[Rows from a dataset]
——————————

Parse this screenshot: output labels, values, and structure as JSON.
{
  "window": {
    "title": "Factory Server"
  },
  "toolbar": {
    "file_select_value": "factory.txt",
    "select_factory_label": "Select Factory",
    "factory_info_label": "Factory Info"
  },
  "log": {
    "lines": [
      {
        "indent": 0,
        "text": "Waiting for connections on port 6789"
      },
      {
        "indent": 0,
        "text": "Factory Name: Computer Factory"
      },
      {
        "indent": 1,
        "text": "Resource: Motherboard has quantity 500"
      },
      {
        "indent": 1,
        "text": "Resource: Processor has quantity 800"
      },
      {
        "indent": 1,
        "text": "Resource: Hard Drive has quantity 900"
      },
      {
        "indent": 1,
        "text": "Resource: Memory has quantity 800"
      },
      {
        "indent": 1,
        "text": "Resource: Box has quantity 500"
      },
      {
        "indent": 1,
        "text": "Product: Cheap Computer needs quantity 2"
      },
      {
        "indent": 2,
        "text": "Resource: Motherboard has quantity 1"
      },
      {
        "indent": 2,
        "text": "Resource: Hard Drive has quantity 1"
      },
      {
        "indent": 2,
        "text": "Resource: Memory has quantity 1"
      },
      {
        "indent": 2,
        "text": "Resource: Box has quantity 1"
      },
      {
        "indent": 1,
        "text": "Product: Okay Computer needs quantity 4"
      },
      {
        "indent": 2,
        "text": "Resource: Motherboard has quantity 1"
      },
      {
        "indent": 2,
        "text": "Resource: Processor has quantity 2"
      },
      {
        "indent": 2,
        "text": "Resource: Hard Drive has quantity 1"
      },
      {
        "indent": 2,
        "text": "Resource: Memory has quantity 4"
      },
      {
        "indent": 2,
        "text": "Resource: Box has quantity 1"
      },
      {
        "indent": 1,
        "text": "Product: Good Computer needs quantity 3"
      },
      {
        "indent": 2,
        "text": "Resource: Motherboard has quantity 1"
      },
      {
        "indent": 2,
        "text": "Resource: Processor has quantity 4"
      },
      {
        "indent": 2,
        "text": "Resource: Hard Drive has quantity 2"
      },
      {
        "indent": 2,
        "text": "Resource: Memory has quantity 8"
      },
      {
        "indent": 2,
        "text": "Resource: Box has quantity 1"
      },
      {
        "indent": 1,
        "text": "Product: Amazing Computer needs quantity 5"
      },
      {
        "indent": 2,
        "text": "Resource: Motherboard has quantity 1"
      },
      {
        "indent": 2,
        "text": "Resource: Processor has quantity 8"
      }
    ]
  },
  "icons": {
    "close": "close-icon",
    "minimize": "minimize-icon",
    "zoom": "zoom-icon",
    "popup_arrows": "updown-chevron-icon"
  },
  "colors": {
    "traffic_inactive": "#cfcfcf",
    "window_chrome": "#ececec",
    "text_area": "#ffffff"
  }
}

——————————

Reproduce the full listing above, character for character.

Parse this screenshot: output labels, values, and structure as JSON.
{
  "window": {
    "title": "Factory Server"
  },
  "toolbar": {
    "file_select_value": "factory.txt",
    "select_factory_label": "Select Factory",
    "factory_info_label": "Factory Info"
  },
  "log": {
    "lines": [
      {
        "indent": 0,
        "text": "Waiting for connections on port 6789"
      },
      {
        "indent": 0,
        "text": "Factory Name: Computer Factory"
      },
      {
        "indent": 1,
        "text": "Resource: Motherboard has quantity 500"
      },
      {
        "indent": 1,
        "text": "Resource: Processor has quantity 800"
      },
      {
        "indent": 1,
        "text": "Resource: Hard Drive has quantity 900"
      },
      {
        "indent": 1,
        "text": "Resource: Memory has quantity 800"
      },
      {
        "indent": 1,
        "text": "Resource: Box has quantity 500"
      },
      {
        "indent": 1,
        "text": "Product: Cheap Computer needs quantity 2"
      },
      {
        "indent": 2,
        "text": "Resource: Motherboard has quantity 1"
      },
      {
        "indent": 2,
        "text": "Resource: Hard Drive has quantity 1"
      },
      {
        "indent": 2,
        "text": "Resource: Memory has quantity 1"
      },
      {
        "indent": 2,
        "text": "Resource: Box has quantity 1"
      },
      {
        "indent": 1,
        "text": "Product: Okay Computer needs quantity 4"
      },
      {
        "indent": 2,
        "text": "Resource: Motherboard has quantity 1"
      },
      {
        "indent": 2,
        "text": "Resource: Processor has quantity 2"
      },
      {
        "indent": 2,
        "text": "Resource: Hard Drive has quantity 1"
      },
      {
        "indent": 2,
        "text": "Resource: Memory has quantity 4"
      },
      {
        "indent": 2,
        "text": "Resource: Box has quantity 1"
      },
      {
        "indent": 1,
        "text": "Product: Good Computer needs quantity 3"
      },
      {
        "indent": 2,
        "text": "Resource: Motherboard has quantity 1"
      },
      {
        "indent": 2,
        "text": "Resource: Processor has quantity 4"
      },
      {
        "indent": 2,
        "text": "Resource: Hard Drive has quantity 2"
      },
      {
        "indent": 2,
        "text": "Resource: Memory has quantity 8"
      },
      {
        "indent": 2,
        "text": "Resource: Box has quantity 1"
      },
      {
        "indent": 1,
        "text": "Product: Amazing Computer needs quantity 5"
      },
      {
        "indent": 2,
        "text": "Resource: Motherboard has quantity 1"
      },
      {
        "indent": 2,
        "text": "Resource: Processor has quantity 8"
      }
    ]
  },
  "icons": {
    "close": "close-icon",
    "minimize": "minimize-icon",
    "zoom": "zoom-icon",
    "popup_arrows": "updown-chevron-icon"
  },
  "colors": {
    "traffic_inactive": "#cfcfcf",
    "window_chrome": "#ececec",
    "text_area": "#ffffff"
  }
}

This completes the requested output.